● **PROBLEM TO WORK ON**
Exclude the pictures, then copy all remaining records exactly.

● **GIVEN RECORDS**
** begin **
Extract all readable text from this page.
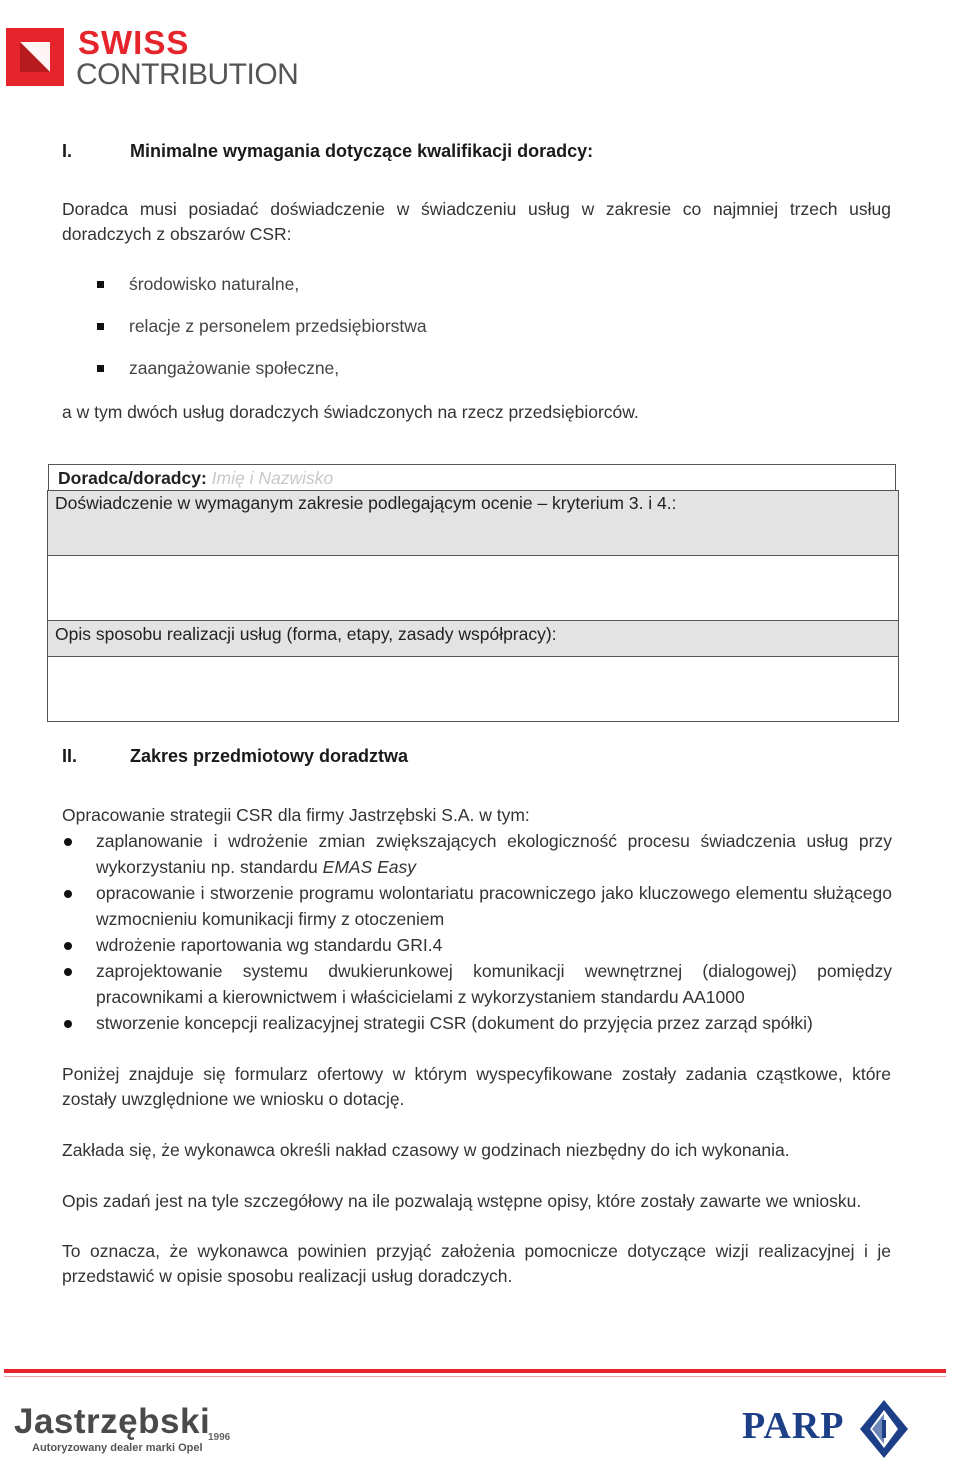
SWISS
CONTRIBUTION
I.	Minimalne wymagania dotyczące kwalifikacji doradcy:
Doradca musi posiadać doświadczenie w świadczeniu usług w zakresie co najmniej trzech usług doradczych z obszarów CSR:
środowisko naturalne,
relacje z personelem przedsiębiorstwa
zaangażowanie społeczne,
a w tym dwóch usług doradczych świadczonych na rzecz przedsiębiorców.
Doradca/doradcy: Imię i Nazwisko
Doświadczenie w wymaganym zakresie podlegającym ocenie – kryterium 3. i 4.:
Opis sposobu realizacji usług (forma, etapy, zasady współpracy):
II.	Zakres przedmiotowy doradztwa
Opracowanie strategii CSR dla firmy Jastrzębski S.A. w tym:
zaplanowanie i wdrożenie zmian zwiększających ekologiczność procesu świadczenia usług przy wykorzystaniu np. standardu EMAS Easy
opracowanie i stworzenie programu wolontariatu pracowniczego jako kluczowego elementu służącego wzmocnieniu komunikacji firmy z otoczeniem
wdrożenie raportowania wg standardu GRI.4
zaprojektowanie systemu dwukierunkowej komunikacji wewnętrznej (dialogowej) pomiędzy pracownikami a kierownictwem i właścicielami z wykorzystaniem standardu AA1000
stworzenie koncepcji realizacyjnej strategii CSR (dokument do przyjęcia przez zarząd spółki)
Poniżej znajduje się formularz ofertowy w którym wyspecyfikowane zostały zadania cząstkowe, które zostały uwzględnione we wniosku o dotację.
Zakłada się, że wykonawca określi nakład czasowy w godzinach niezbędny do ich wykonania.
Opis zadań jest na tyle szczegółowy na ile pozwalają wstępne opisy, które zostały zawarte we wniosku.
To oznacza, że wykonawca powinien przyjąć założenia pomocnicze dotyczące wizji realizacyjnej i je przedstawić w opisie sposobu realizacji usług doradczych.
Jastrzębski
1996
Autoryzowany dealer marki Opel
PARP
** end **
● **EXERCISE SOLUTION**
Extract all readable text from this page.
SWISS
CONTRIBUTION
I.	Minimalne wymagania dotyczące kwalifikacji doradcy:
Doradca musi posiadać doświadczenie w świadczeniu usług w zakresie co najmniej trzech usług doradczych z obszarów CSR:
środowisko naturalne,
relacje z personelem przedsiębiorstwa
zaangażowanie społeczne,
a w tym dwóch usług doradczych świadczonych na rzecz przedsiębiorców.
Doradca/doradcy: Imię i Nazwisko
Doświadczenie w wymaganym zakresie podlegającym ocenie – kryterium 3. i 4.:
Opis sposobu realizacji usług (forma, etapy, zasady współpracy):
II.	Zakres przedmiotowy doradztwa
Opracowanie strategii CSR dla firmy Jastrzębski S.A. w tym:
zaplanowanie i wdrożenie zmian zwiększających ekologiczność procesu świadczenia usług przy wykorzystaniu np. standardu EMAS Easy
opracowanie i stworzenie programu wolontariatu pracowniczego jako kluczowego elementu służącego wzmocnieniu komunikacji firmy z otoczeniem
wdrożenie raportowania wg standardu GRI.4
zaprojektowanie systemu dwukierunkowej komunikacji wewnętrznej (dialogowej) pomiędzy pracownikami a kierownictwem i właścicielami z wykorzystaniem standardu AA1000
stworzenie koncepcji realizacyjnej strategii CSR (dokument do przyjęcia przez zarząd spółki)
Poniżej znajduje się formularz ofertowy w którym wyspecyfikowane zostały zadania cząstkowe, które zostały uwzględnione we wniosku o dotację.
Zakłada się, że wykonawca określi nakład czasowy w godzinach niezbędny do ich wykonania.
Opis zadań jest na tyle szczegółowy na ile pozwalają wstępne opisy, które zostały zawarte we wniosku.
To oznacza, że wykonawca powinien przyjąć założenia pomocnicze dotyczące wizji realizacyjnej i je przedstawić w opisie sposobu realizacji usług doradczych.
Jastrzębski
1996
Autoryzowany dealer marki Opel
PARP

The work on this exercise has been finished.